Below are records. Count every line containing the word "azért" and give the number alone.

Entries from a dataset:
+===+
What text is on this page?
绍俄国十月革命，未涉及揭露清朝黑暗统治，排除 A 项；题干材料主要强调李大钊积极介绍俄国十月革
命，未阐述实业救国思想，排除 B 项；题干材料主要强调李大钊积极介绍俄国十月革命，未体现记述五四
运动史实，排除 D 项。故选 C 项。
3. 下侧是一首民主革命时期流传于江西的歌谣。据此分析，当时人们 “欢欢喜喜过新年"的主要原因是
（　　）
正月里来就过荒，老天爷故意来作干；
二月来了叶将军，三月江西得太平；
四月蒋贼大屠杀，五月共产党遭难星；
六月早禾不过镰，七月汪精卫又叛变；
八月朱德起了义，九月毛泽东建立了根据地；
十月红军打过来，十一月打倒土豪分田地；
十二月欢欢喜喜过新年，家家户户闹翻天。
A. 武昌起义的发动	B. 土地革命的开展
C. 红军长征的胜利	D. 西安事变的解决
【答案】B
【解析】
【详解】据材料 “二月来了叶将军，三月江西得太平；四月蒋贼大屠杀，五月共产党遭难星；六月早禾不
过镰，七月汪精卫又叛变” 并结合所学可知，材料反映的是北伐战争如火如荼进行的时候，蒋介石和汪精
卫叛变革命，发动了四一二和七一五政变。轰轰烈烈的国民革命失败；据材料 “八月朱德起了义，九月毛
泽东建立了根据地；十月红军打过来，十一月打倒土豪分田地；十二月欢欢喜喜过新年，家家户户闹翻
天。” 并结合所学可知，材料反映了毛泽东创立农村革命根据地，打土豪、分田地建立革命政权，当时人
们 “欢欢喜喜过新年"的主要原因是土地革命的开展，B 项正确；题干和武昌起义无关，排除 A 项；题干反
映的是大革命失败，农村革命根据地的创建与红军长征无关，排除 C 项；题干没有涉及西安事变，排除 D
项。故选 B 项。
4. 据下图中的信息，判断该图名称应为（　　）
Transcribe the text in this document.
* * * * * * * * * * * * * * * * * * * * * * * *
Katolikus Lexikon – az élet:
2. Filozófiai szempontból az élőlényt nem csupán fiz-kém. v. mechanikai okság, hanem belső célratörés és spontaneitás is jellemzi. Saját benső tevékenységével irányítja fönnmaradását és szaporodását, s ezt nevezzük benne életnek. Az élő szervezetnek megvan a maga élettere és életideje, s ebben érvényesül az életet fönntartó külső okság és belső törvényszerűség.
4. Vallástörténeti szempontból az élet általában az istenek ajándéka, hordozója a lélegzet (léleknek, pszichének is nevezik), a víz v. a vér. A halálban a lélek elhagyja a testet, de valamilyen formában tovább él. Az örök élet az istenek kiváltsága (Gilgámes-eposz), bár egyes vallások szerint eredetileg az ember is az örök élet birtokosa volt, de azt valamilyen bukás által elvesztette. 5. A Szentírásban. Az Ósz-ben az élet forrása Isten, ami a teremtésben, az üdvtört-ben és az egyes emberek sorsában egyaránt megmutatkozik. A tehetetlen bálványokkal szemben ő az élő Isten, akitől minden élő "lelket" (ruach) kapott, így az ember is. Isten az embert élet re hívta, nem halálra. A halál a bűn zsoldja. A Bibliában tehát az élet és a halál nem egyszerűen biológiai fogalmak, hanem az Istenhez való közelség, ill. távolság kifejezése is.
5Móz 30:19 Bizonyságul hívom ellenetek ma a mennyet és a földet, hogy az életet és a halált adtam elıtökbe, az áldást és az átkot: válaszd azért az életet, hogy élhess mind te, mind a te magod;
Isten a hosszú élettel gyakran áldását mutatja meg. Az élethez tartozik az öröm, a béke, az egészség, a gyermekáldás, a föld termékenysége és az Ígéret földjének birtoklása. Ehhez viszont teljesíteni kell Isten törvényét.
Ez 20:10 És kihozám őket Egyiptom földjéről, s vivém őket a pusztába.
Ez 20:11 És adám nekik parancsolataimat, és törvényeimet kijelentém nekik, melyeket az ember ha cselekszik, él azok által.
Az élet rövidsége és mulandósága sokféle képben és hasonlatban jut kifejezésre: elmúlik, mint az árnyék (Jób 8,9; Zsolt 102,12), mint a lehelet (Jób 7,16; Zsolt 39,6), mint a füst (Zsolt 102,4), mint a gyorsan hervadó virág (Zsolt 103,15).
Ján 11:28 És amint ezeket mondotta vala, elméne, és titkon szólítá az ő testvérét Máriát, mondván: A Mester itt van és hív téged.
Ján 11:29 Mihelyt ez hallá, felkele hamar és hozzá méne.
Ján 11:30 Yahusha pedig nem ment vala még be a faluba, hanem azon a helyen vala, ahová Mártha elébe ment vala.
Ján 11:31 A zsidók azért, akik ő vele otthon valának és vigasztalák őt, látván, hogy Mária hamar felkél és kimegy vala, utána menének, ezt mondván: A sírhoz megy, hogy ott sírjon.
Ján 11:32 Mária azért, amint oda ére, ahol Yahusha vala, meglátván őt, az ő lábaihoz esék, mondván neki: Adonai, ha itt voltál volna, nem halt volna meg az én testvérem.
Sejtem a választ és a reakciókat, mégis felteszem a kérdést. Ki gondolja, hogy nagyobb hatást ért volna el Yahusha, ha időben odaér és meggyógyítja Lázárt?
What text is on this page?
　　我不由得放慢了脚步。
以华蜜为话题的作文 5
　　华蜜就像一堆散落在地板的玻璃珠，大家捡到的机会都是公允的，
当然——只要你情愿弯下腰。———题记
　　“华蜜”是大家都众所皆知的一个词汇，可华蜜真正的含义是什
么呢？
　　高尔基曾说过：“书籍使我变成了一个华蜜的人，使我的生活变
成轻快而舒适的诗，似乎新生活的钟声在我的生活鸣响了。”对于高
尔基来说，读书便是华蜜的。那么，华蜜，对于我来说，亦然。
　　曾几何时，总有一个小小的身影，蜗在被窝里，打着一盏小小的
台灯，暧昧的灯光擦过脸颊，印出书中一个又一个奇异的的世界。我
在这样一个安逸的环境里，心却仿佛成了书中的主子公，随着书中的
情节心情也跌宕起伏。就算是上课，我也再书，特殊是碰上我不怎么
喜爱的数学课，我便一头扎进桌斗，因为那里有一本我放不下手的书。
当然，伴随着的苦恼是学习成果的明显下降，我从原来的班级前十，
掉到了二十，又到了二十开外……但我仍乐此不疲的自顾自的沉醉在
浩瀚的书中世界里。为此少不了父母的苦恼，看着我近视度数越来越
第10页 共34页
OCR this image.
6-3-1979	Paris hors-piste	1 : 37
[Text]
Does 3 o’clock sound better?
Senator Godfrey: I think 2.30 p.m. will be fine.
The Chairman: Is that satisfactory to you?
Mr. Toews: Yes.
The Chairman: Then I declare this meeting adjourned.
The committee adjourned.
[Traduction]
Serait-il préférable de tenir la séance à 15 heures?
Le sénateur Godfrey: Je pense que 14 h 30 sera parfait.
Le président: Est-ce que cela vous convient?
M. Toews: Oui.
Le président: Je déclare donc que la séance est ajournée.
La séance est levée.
+===+
Correct result:
3